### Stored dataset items
★ ★ ★

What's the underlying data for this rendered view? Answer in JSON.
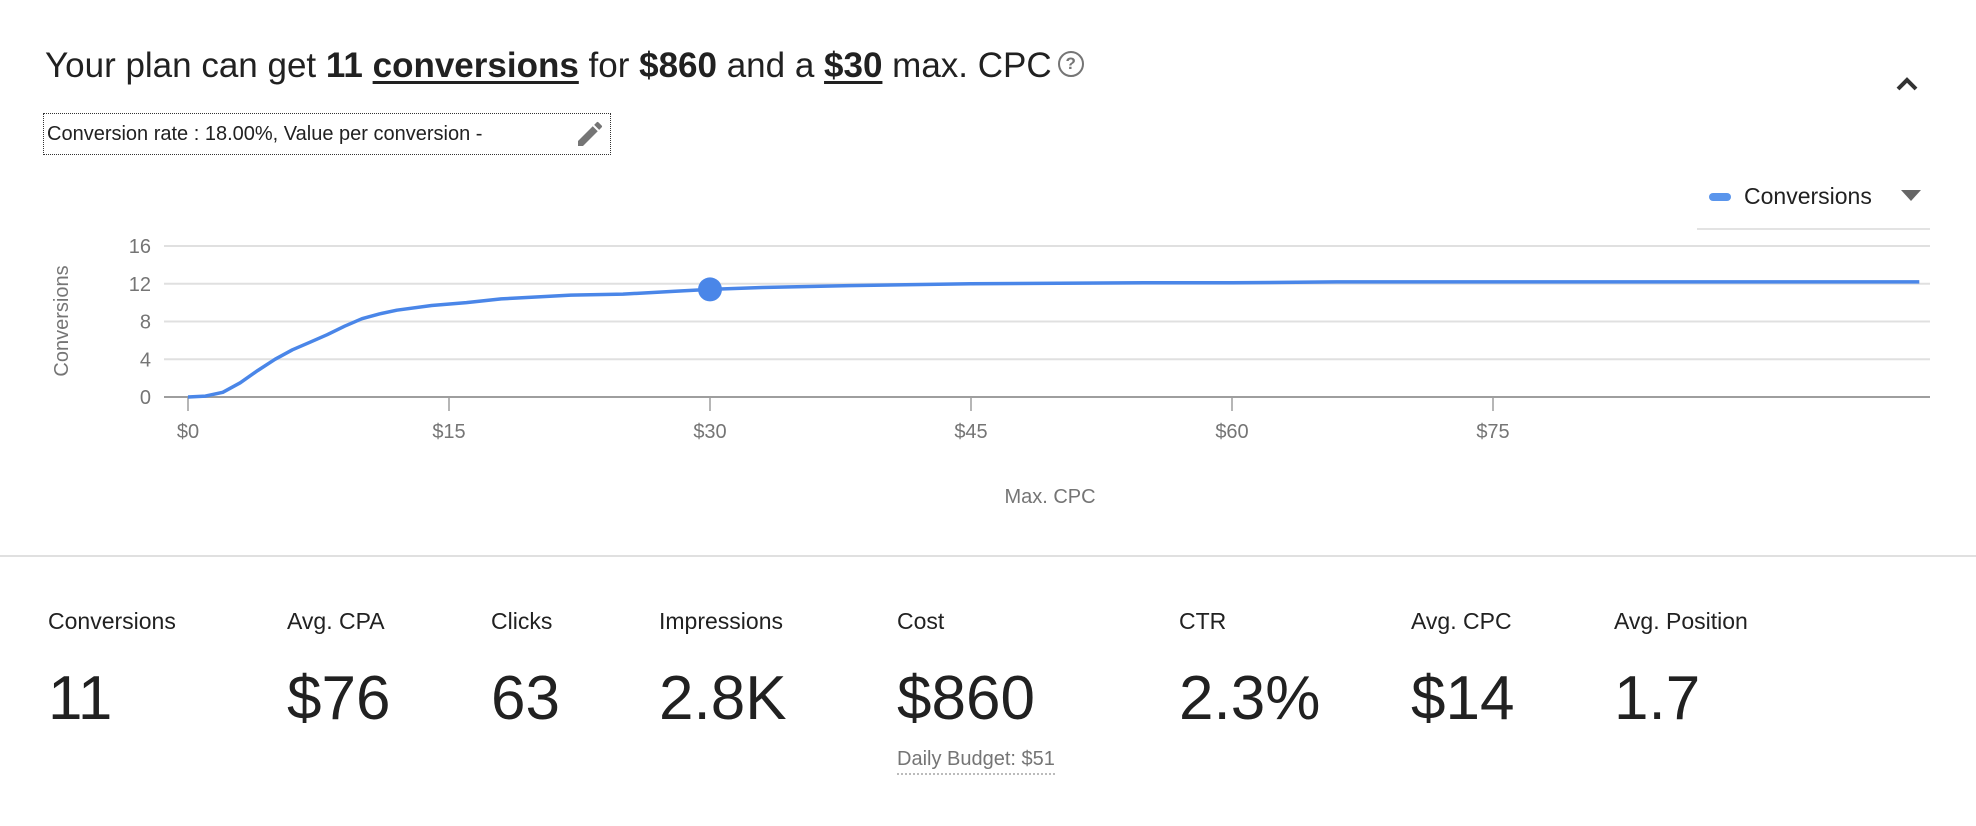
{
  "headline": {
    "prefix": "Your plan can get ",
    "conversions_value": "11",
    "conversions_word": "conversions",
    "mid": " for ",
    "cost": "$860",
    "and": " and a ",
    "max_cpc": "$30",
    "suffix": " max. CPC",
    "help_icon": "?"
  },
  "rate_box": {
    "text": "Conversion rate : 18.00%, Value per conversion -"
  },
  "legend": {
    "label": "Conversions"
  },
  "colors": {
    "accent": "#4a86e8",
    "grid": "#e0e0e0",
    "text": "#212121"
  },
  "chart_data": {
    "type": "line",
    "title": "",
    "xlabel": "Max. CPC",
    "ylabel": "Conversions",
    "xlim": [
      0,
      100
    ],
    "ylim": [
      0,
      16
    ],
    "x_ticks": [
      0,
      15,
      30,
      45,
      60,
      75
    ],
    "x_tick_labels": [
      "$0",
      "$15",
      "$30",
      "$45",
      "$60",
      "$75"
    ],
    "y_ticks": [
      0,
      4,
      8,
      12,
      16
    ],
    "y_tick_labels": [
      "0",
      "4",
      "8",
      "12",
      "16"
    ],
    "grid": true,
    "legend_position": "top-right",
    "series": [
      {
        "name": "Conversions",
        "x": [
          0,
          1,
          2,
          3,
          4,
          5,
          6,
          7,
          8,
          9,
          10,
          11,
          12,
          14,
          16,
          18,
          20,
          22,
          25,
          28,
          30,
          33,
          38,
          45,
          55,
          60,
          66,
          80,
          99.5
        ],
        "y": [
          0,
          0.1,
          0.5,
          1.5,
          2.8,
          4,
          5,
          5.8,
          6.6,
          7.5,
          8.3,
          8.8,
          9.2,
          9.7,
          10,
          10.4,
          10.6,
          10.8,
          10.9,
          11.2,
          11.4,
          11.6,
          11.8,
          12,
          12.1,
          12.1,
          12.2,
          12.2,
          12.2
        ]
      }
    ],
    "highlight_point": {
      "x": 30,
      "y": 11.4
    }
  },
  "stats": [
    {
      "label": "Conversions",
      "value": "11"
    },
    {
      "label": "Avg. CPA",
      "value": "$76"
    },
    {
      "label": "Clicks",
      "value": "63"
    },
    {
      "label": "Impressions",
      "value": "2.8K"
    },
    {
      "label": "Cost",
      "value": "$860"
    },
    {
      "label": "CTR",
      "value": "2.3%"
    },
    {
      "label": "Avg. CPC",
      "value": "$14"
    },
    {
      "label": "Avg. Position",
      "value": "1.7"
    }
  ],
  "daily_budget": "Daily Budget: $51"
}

★ ★ ★

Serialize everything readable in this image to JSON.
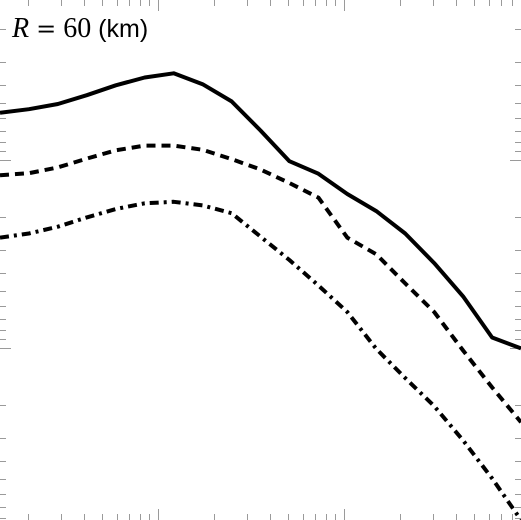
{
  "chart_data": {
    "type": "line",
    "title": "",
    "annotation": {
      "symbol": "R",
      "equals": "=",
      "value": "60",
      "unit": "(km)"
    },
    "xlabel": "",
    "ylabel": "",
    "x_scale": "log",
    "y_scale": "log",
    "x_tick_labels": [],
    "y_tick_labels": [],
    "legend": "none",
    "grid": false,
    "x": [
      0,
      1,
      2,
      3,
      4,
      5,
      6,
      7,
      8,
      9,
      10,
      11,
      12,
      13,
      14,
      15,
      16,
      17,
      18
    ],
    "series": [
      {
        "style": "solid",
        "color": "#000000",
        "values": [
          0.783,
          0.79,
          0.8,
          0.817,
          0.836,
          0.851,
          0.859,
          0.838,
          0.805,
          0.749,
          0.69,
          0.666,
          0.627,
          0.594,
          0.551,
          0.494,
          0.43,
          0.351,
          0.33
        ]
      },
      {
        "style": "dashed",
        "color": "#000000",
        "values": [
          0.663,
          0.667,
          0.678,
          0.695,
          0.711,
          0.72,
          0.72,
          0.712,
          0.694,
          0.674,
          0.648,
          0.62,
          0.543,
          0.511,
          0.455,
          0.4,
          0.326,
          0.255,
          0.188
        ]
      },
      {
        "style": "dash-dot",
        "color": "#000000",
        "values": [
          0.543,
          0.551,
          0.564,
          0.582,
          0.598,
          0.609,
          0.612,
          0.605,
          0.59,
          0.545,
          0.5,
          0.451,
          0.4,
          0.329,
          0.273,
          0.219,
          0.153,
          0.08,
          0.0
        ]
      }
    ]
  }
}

★ ★ ★

### WRITTEN EXERCISE
Show every line where the string "style" appears.

### RESPONSE BELOW
        "style": "solid",
        "style": "dashed",
        "style": "dash-dot",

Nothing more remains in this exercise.